WHAT IS EXPECTED — All of the entries must be reproduced exactly, with no images carried over.

_ _ _ _ _ _ _

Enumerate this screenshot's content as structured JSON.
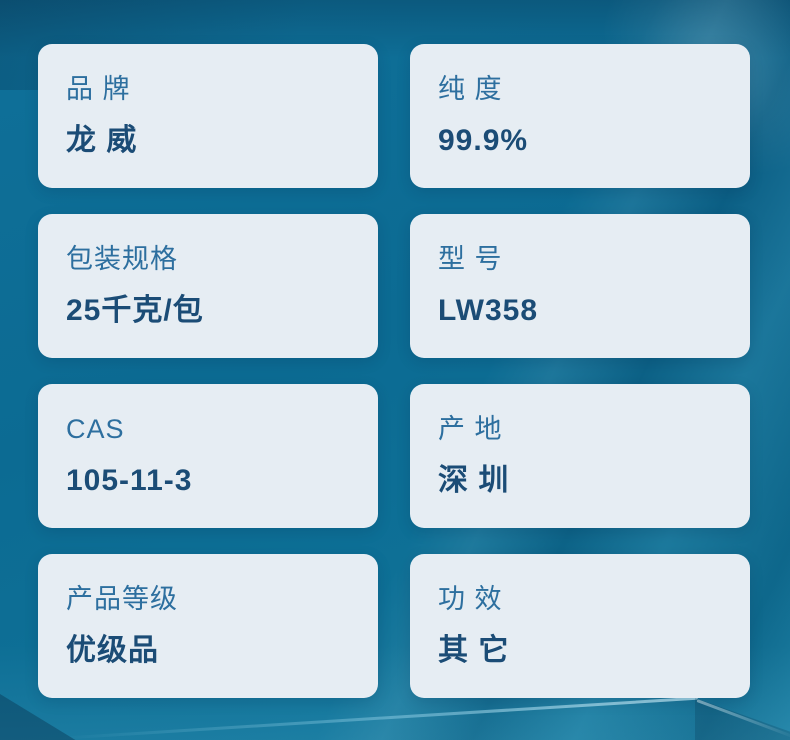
{
  "theme": {
    "background_base": "#0d6d95",
    "card_background": "#e6edf3",
    "label_color": "#2d6f9f",
    "value_color": "#1b4c76"
  },
  "specs": [
    {
      "id": "brand",
      "label": "品 牌",
      "value": "龙 威"
    },
    {
      "id": "purity",
      "label": "纯 度",
      "value": "99.9%"
    },
    {
      "id": "packaging",
      "label": "包装规格",
      "value": "25千克/包"
    },
    {
      "id": "model",
      "label": "型 号",
      "value": "LW358"
    },
    {
      "id": "cas",
      "label": "CAS",
      "value": "105-11-3"
    },
    {
      "id": "origin",
      "label": "产 地",
      "value": "深 圳"
    },
    {
      "id": "grade",
      "label": "产品等级",
      "value": "优级品"
    },
    {
      "id": "function",
      "label": "功 效",
      "value": "其 它"
    }
  ]
}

_ _ _ _ _ _ _

FULL OUTPUT —
Enumerate this screenshot's content as structured JSON.
{
  "theme": {
    "background_base": "#0d6d95",
    "card_background": "#e6edf3",
    "label_color": "#2d6f9f",
    "value_color": "#1b4c76"
  },
  "specs": [
    {
      "id": "brand",
      "label": "品 牌",
      "value": "龙 威"
    },
    {
      "id": "purity",
      "label": "纯 度",
      "value": "99.9%"
    },
    {
      "id": "packaging",
      "label": "包装规格",
      "value": "25千克/包"
    },
    {
      "id": "model",
      "label": "型 号",
      "value": "LW358"
    },
    {
      "id": "cas",
      "label": "CAS",
      "value": "105-11-3"
    },
    {
      "id": "origin",
      "label": "产 地",
      "value": "深 圳"
    },
    {
      "id": "grade",
      "label": "产品等级",
      "value": "优级品"
    },
    {
      "id": "function",
      "label": "功 效",
      "value": "其 它"
    }
  ]
}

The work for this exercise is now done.